— THE TASK —
Nothing may be dropped or altered: reproduce all the data.

— TASK MATERIAL —
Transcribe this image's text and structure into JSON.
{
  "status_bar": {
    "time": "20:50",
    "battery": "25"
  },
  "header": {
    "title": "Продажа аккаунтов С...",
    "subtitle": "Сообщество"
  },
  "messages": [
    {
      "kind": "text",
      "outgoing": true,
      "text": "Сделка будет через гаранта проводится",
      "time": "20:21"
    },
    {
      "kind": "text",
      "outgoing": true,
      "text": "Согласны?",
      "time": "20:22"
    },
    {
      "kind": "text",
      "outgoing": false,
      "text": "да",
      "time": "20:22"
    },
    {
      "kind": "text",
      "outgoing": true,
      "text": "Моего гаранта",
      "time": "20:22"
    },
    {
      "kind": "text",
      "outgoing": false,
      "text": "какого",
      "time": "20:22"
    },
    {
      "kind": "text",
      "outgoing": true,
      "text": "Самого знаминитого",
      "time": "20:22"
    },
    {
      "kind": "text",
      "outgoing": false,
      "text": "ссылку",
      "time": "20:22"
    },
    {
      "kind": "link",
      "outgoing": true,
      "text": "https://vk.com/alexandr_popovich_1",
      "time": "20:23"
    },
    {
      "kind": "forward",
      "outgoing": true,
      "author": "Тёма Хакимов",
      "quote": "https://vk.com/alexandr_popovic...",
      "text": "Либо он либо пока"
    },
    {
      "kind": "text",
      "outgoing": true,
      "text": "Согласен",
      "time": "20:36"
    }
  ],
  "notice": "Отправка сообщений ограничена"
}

— ANSWER FOR THIS EXERCISE —
Transcribe this image's text and structure into JSON.
{
  "status_bar": {
    "time": "20:50",
    "battery": "25"
  },
  "header": {
    "title": "Продажа аккаунтов С...",
    "subtitle": "Сообщество"
  },
  "messages": [
    {
      "kind": "text",
      "outgoing": true,
      "text": "Сделка будет через гаранта проводится",
      "time": "20:21"
    },
    {
      "kind": "text",
      "outgoing": true,
      "text": "Согласны?",
      "time": "20:22"
    },
    {
      "kind": "text",
      "outgoing": false,
      "text": "да",
      "time": "20:22"
    },
    {
      "kind": "text",
      "outgoing": true,
      "text": "Моего гаранта",
      "time": "20:22"
    },
    {
      "kind": "text",
      "outgoing": false,
      "text": "какого",
      "time": "20:22"
    },
    {
      "kind": "text",
      "outgoing": true,
      "text": "Самого знаминитого",
      "time": "20:22"
    },
    {
      "kind": "text",
      "outgoing": false,
      "text": "ссылку",
      "time": "20:22"
    },
    {
      "kind": "link",
      "outgoing": true,
      "text": "https://vk.com/alexandr_popovich_1",
      "time": "20:23"
    },
    {
      "kind": "forward",
      "outgoing": true,
      "author": "Тёма Хакимов",
      "quote": "https://vk.com/alexandr_popovic...",
      "text": "Либо он либо пока"
    },
    {
      "kind": "text",
      "outgoing": true,
      "text": "Согласен",
      "time": "20:36"
    }
  ],
  "notice": "Отправка сообщений ограничена"
}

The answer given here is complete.